■ **AIM**: How many lines in these records hold the string "Development"? State only that number.

▼

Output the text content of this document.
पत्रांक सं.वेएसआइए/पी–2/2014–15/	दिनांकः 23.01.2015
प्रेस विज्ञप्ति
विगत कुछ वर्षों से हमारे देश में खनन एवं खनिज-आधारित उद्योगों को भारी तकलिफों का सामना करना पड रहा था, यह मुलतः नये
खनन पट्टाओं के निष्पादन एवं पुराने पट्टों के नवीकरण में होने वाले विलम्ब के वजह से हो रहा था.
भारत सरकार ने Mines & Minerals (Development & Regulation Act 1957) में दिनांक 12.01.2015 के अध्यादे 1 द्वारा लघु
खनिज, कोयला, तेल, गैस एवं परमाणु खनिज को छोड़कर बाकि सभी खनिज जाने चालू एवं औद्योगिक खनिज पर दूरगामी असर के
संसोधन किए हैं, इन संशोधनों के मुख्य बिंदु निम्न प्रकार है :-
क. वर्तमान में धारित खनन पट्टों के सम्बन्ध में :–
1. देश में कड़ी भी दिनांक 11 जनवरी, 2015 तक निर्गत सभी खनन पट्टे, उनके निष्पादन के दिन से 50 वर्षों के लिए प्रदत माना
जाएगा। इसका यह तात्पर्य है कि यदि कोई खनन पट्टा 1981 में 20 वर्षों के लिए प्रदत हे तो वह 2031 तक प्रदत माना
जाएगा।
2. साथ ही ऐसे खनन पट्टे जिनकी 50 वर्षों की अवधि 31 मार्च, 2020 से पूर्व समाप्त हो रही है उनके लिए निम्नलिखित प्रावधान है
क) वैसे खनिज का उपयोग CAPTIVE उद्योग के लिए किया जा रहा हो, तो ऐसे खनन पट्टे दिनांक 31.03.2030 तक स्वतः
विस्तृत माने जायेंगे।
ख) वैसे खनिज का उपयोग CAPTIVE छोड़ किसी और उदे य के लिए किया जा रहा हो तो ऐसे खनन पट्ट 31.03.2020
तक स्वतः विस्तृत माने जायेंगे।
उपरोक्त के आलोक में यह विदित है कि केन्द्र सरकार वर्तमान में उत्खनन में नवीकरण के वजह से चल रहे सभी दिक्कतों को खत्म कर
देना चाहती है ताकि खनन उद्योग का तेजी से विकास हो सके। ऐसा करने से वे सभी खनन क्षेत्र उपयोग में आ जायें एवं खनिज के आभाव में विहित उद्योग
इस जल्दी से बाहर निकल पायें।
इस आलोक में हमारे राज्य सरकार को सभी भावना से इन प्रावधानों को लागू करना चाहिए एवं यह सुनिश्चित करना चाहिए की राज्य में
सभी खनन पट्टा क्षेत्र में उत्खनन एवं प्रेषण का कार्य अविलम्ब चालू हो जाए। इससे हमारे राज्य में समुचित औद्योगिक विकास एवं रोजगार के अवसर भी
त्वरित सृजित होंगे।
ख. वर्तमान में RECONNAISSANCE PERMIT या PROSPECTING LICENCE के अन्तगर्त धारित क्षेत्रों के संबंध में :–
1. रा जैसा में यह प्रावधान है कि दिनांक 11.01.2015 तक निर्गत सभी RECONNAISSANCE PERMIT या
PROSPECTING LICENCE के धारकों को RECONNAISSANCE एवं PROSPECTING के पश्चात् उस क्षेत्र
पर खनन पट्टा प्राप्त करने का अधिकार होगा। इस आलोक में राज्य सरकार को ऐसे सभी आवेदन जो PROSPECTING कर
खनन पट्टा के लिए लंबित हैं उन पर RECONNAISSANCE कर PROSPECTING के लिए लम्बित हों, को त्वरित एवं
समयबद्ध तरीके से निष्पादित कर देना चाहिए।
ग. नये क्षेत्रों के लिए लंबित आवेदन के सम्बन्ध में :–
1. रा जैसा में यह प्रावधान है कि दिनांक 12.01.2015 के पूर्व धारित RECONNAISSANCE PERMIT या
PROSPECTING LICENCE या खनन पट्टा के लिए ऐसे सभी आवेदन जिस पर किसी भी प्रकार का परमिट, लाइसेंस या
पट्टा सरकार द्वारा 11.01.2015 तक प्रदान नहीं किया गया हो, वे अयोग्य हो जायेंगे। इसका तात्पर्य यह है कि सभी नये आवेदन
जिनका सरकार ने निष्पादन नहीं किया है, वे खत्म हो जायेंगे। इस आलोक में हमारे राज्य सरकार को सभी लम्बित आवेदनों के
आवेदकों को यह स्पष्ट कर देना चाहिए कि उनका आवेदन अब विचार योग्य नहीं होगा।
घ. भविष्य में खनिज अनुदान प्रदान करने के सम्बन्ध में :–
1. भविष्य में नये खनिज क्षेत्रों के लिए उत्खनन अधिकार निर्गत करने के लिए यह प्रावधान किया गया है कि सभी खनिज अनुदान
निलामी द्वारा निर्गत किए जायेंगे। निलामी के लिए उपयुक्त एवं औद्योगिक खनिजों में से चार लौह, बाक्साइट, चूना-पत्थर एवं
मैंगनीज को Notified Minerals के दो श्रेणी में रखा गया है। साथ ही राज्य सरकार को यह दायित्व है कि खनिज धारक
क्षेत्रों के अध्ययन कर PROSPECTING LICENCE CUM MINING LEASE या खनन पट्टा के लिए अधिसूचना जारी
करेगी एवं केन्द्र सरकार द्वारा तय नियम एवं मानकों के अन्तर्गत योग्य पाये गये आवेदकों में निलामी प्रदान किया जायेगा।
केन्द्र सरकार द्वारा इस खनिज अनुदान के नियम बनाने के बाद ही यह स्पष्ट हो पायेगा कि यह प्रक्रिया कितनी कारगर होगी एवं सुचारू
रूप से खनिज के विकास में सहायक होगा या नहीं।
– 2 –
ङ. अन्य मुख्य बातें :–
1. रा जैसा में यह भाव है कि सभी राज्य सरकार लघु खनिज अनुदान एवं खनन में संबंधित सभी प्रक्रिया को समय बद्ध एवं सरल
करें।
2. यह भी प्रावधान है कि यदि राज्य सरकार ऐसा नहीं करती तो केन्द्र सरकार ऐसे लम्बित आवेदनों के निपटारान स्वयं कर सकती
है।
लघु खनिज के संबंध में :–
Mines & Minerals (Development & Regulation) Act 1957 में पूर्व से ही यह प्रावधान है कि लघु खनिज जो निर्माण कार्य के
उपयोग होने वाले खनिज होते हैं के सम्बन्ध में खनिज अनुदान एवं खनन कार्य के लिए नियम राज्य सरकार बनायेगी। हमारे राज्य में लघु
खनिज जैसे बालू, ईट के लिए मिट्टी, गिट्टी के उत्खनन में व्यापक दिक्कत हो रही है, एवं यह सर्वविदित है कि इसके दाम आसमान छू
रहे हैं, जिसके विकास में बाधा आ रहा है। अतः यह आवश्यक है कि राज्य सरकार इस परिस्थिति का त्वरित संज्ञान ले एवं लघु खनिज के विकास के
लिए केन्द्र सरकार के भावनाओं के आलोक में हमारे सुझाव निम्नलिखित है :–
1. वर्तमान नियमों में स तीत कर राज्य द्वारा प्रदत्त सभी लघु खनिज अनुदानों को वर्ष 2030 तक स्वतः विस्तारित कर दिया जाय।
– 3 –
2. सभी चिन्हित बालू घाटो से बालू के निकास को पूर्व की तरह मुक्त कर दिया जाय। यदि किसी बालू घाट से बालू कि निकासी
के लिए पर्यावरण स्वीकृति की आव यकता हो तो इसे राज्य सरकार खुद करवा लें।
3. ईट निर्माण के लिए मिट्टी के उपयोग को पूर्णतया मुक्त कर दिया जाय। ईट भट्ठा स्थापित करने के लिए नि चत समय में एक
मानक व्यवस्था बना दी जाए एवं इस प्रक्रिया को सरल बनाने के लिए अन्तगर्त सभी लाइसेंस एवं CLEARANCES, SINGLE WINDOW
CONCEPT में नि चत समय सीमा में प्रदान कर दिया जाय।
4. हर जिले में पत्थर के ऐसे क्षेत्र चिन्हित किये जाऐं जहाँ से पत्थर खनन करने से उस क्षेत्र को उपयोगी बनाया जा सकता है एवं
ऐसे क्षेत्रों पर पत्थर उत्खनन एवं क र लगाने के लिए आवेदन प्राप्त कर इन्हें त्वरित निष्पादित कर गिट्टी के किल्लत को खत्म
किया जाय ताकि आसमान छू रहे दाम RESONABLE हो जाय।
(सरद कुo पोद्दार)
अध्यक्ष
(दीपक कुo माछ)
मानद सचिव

▲

■ **FINAL ANSWER**: 2